- [GIVEN TASK]
Make an exact copy of the lines, leaving the pictures out.

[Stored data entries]

════════════════════

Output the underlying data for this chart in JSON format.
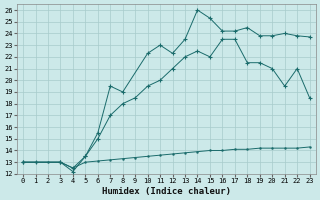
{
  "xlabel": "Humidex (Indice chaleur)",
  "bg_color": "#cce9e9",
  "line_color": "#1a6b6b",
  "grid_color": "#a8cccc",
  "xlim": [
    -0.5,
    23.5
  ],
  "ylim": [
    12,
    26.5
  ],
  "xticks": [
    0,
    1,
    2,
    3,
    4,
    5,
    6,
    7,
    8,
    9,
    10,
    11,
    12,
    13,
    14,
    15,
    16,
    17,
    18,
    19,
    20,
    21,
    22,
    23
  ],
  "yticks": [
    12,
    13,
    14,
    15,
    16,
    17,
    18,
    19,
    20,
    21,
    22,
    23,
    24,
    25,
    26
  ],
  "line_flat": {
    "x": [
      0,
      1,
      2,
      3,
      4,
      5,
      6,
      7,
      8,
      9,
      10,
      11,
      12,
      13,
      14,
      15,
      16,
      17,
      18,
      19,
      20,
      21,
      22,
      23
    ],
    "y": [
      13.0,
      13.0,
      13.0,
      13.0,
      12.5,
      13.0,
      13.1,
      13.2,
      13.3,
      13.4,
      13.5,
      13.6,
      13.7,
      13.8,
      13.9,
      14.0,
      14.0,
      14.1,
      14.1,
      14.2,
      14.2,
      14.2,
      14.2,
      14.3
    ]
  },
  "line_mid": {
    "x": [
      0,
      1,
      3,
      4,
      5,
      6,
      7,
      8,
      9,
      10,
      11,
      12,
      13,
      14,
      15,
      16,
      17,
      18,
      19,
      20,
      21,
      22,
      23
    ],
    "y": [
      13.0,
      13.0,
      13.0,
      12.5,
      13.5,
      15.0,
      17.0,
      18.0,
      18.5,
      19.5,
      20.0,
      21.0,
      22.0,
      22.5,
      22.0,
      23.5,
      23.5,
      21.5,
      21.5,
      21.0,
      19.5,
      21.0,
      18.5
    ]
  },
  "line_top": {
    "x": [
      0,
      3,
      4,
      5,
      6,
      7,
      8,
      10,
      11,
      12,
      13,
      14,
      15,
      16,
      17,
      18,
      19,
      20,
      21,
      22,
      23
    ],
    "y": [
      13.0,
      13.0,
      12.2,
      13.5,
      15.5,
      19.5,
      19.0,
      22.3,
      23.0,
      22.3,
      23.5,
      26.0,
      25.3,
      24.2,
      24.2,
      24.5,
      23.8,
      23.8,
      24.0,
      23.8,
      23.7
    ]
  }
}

════════════════════

- [EXERCISE ANSWER]
Output the underlying data for this chart in JSON format.
{
  "xlabel": "Humidex (Indice chaleur)",
  "bg_color": "#cce9e9",
  "line_color": "#1a6b6b",
  "grid_color": "#a8cccc",
  "xlim": [
    -0.5,
    23.5
  ],
  "ylim": [
    12,
    26.5
  ],
  "xticks": [
    0,
    1,
    2,
    3,
    4,
    5,
    6,
    7,
    8,
    9,
    10,
    11,
    12,
    13,
    14,
    15,
    16,
    17,
    18,
    19,
    20,
    21,
    22,
    23
  ],
  "yticks": [
    12,
    13,
    14,
    15,
    16,
    17,
    18,
    19,
    20,
    21,
    22,
    23,
    24,
    25,
    26
  ],
  "line_flat": {
    "x": [
      0,
      1,
      2,
      3,
      4,
      5,
      6,
      7,
      8,
      9,
      10,
      11,
      12,
      13,
      14,
      15,
      16,
      17,
      18,
      19,
      20,
      21,
      22,
      23
    ],
    "y": [
      13.0,
      13.0,
      13.0,
      13.0,
      12.5,
      13.0,
      13.1,
      13.2,
      13.3,
      13.4,
      13.5,
      13.6,
      13.7,
      13.8,
      13.9,
      14.0,
      14.0,
      14.1,
      14.1,
      14.2,
      14.2,
      14.2,
      14.2,
      14.3
    ]
  },
  "line_mid": {
    "x": [
      0,
      1,
      3,
      4,
      5,
      6,
      7,
      8,
      9,
      10,
      11,
      12,
      13,
      14,
      15,
      16,
      17,
      18,
      19,
      20,
      21,
      22,
      23
    ],
    "y": [
      13.0,
      13.0,
      13.0,
      12.5,
      13.5,
      15.0,
      17.0,
      18.0,
      18.5,
      19.5,
      20.0,
      21.0,
      22.0,
      22.5,
      22.0,
      23.5,
      23.5,
      21.5,
      21.5,
      21.0,
      19.5,
      21.0,
      18.5
    ]
  },
  "line_top": {
    "x": [
      0,
      3,
      4,
      5,
      6,
      7,
      8,
      10,
      11,
      12,
      13,
      14,
      15,
      16,
      17,
      18,
      19,
      20,
      21,
      22,
      23
    ],
    "y": [
      13.0,
      13.0,
      12.2,
      13.5,
      15.5,
      19.5,
      19.0,
      22.3,
      23.0,
      22.3,
      23.5,
      26.0,
      25.3,
      24.2,
      24.2,
      24.5,
      23.8,
      23.8,
      24.0,
      23.8,
      23.7
    ]
  }
}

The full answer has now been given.